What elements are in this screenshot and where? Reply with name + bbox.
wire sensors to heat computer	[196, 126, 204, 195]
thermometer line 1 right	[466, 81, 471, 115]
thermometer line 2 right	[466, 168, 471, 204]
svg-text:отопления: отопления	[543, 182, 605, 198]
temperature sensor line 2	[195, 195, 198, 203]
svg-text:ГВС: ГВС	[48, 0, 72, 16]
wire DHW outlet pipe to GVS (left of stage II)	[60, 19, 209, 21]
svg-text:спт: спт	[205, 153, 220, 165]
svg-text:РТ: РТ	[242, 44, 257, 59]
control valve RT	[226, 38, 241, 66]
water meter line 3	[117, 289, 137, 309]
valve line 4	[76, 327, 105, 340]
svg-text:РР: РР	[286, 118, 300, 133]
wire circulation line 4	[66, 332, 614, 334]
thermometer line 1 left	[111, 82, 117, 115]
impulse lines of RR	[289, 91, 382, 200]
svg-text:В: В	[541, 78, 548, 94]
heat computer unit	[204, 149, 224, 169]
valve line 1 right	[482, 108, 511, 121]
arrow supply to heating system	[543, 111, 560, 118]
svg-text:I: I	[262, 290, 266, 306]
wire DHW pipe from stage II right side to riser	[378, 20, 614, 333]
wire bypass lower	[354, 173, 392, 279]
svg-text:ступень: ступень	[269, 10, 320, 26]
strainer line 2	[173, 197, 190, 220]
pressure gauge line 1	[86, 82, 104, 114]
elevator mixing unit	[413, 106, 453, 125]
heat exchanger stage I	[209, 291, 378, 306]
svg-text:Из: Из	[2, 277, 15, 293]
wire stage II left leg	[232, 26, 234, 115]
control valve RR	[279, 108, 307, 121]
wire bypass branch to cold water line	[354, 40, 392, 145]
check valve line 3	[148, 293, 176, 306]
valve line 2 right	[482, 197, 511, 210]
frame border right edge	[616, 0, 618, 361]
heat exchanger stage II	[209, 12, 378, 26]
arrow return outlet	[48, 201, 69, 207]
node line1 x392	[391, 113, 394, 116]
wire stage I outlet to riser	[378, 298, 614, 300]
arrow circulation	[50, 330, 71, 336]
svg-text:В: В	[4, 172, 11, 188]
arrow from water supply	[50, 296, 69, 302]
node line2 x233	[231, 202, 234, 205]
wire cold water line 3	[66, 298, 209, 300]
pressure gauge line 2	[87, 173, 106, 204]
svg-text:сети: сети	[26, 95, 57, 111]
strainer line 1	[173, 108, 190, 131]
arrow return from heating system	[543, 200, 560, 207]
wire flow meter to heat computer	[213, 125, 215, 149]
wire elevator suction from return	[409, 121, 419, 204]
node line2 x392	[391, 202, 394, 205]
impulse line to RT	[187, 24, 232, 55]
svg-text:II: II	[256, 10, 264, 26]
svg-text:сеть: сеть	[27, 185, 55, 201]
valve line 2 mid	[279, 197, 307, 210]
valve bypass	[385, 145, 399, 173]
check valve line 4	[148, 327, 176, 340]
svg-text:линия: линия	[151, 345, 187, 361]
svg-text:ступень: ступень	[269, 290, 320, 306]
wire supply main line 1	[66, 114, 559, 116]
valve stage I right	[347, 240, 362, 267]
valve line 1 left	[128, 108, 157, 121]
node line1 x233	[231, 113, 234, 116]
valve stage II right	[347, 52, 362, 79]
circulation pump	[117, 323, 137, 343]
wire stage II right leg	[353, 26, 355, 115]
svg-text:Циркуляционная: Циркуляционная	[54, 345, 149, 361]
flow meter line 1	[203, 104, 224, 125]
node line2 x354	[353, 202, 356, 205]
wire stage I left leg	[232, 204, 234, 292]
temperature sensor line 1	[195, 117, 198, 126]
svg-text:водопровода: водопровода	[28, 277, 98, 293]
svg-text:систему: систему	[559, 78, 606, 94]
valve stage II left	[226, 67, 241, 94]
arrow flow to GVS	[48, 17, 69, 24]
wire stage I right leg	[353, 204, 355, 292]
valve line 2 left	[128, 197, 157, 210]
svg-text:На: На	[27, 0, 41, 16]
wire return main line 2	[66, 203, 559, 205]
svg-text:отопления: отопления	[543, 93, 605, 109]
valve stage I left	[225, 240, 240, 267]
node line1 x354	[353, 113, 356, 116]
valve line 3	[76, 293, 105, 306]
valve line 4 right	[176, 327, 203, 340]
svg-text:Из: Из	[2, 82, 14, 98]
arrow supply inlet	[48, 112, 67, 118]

------------------------------------------------

◆ What to do: Please reproduce the data above line for line, without any changes.

◆ Written response:
What elements are in this screenshot and where? Reply with name + bbox.
wire sensors to heat computer	[196, 126, 204, 195]
thermometer line 1 right	[466, 81, 471, 115]
thermometer line 2 right	[466, 168, 471, 204]
svg-text:отопления: отопления	[543, 182, 605, 198]
temperature sensor line 2	[195, 195, 198, 203]
svg-text:ГВС: ГВС	[48, 0, 72, 16]
wire DHW outlet pipe to GVS (left of stage II)	[60, 19, 209, 21]
svg-text:спт: спт	[205, 153, 220, 165]
svg-text:РТ: РТ	[242, 44, 257, 59]
control valve RT	[226, 38, 241, 66]
water meter line 3	[117, 289, 137, 309]
valve line 4	[76, 327, 105, 340]
svg-text:РР: РР	[286, 118, 300, 133]
wire circulation line 4	[66, 332, 614, 334]
thermometer line 1 left	[111, 82, 117, 115]
impulse lines of RR	[289, 91, 382, 200]
svg-text:В: В	[541, 78, 548, 94]
heat computer unit	[204, 149, 224, 169]
valve line 1 right	[482, 108, 511, 121]
arrow supply to heating system	[543, 111, 560, 118]
svg-text:I: I	[262, 290, 266, 306]
wire DHW pipe from stage II right side to riser	[378, 20, 614, 333]
wire bypass lower	[354, 173, 392, 279]
svg-text:ступень: ступень	[269, 10, 320, 26]
strainer line 2	[173, 197, 190, 220]
pressure gauge line 1	[86, 82, 104, 114]
elevator mixing unit	[413, 106, 453, 125]
heat exchanger stage I	[209, 291, 378, 306]
svg-text:Из: Из	[2, 277, 15, 293]
wire stage II left leg	[232, 26, 234, 115]
control valve RR	[279, 108, 307, 121]
wire bypass branch to cold water line	[354, 40, 392, 145]
check valve line 3	[148, 293, 176, 306]
valve line 2 right	[482, 197, 511, 210]
frame border right edge	[616, 0, 618, 361]
heat exchanger stage II	[209, 12, 378, 26]
arrow return outlet	[48, 201, 69, 207]
node line1 x392	[391, 113, 394, 116]
wire stage I outlet to riser	[378, 298, 614, 300]
arrow circulation	[50, 330, 71, 336]
svg-text:В: В	[4, 172, 11, 188]
arrow from water supply	[50, 296, 69, 302]
node line2 x233	[231, 202, 234, 205]
wire cold water line 3	[66, 298, 209, 300]
pressure gauge line 2	[87, 173, 106, 204]
svg-text:сети: сети	[26, 95, 57, 111]
strainer line 1	[173, 108, 190, 131]
arrow return from heating system	[543, 200, 560, 207]
wire flow meter to heat computer	[213, 125, 215, 149]
wire elevator suction from return	[409, 121, 419, 204]
node line2 x392	[391, 202, 394, 205]
impulse line to RT	[187, 24, 232, 55]
svg-text:II: II	[256, 10, 264, 26]
svg-text:сеть: сеть	[27, 185, 55, 201]
valve line 2 mid	[279, 197, 307, 210]
valve bypass	[385, 145, 399, 173]
check valve line 4	[148, 327, 176, 340]
svg-text:линия: линия	[151, 345, 187, 361]
svg-text:ступень: ступень	[269, 290, 320, 306]
wire supply main line 1	[66, 114, 559, 116]
valve stage I right	[347, 240, 362, 267]
valve line 1 left	[128, 108, 157, 121]
node line1 x233	[231, 113, 234, 116]
valve stage II right	[347, 52, 362, 79]
circulation pump	[117, 323, 137, 343]
wire stage II right leg	[353, 26, 355, 115]
svg-text:Циркуляционная: Циркуляционная	[54, 345, 149, 361]
flow meter line 1	[203, 104, 224, 125]
node line2 x354	[353, 202, 356, 205]
wire stage I left leg	[232, 204, 234, 292]
temperature sensor line 1	[195, 117, 198, 126]
svg-text:водопровода: водопровода	[28, 277, 98, 293]
svg-text:систему: систему	[559, 78, 606, 94]
valve stage II left	[226, 67, 241, 94]
arrow flow to GVS	[48, 17, 69, 24]
wire stage I right leg	[353, 204, 355, 292]
valve line 2 left	[128, 197, 157, 210]
svg-text:На: На	[27, 0, 41, 16]
wire return main line 2	[66, 203, 559, 205]
svg-text:отопления: отопления	[543, 93, 605, 109]
valve stage I left	[225, 240, 240, 267]
node line1 x354	[353, 113, 356, 116]
valve line 3	[76, 293, 105, 306]
valve line 4 right	[176, 327, 203, 340]
svg-text:Из: Из	[2, 82, 14, 98]
arrow supply inlet	[48, 112, 67, 118]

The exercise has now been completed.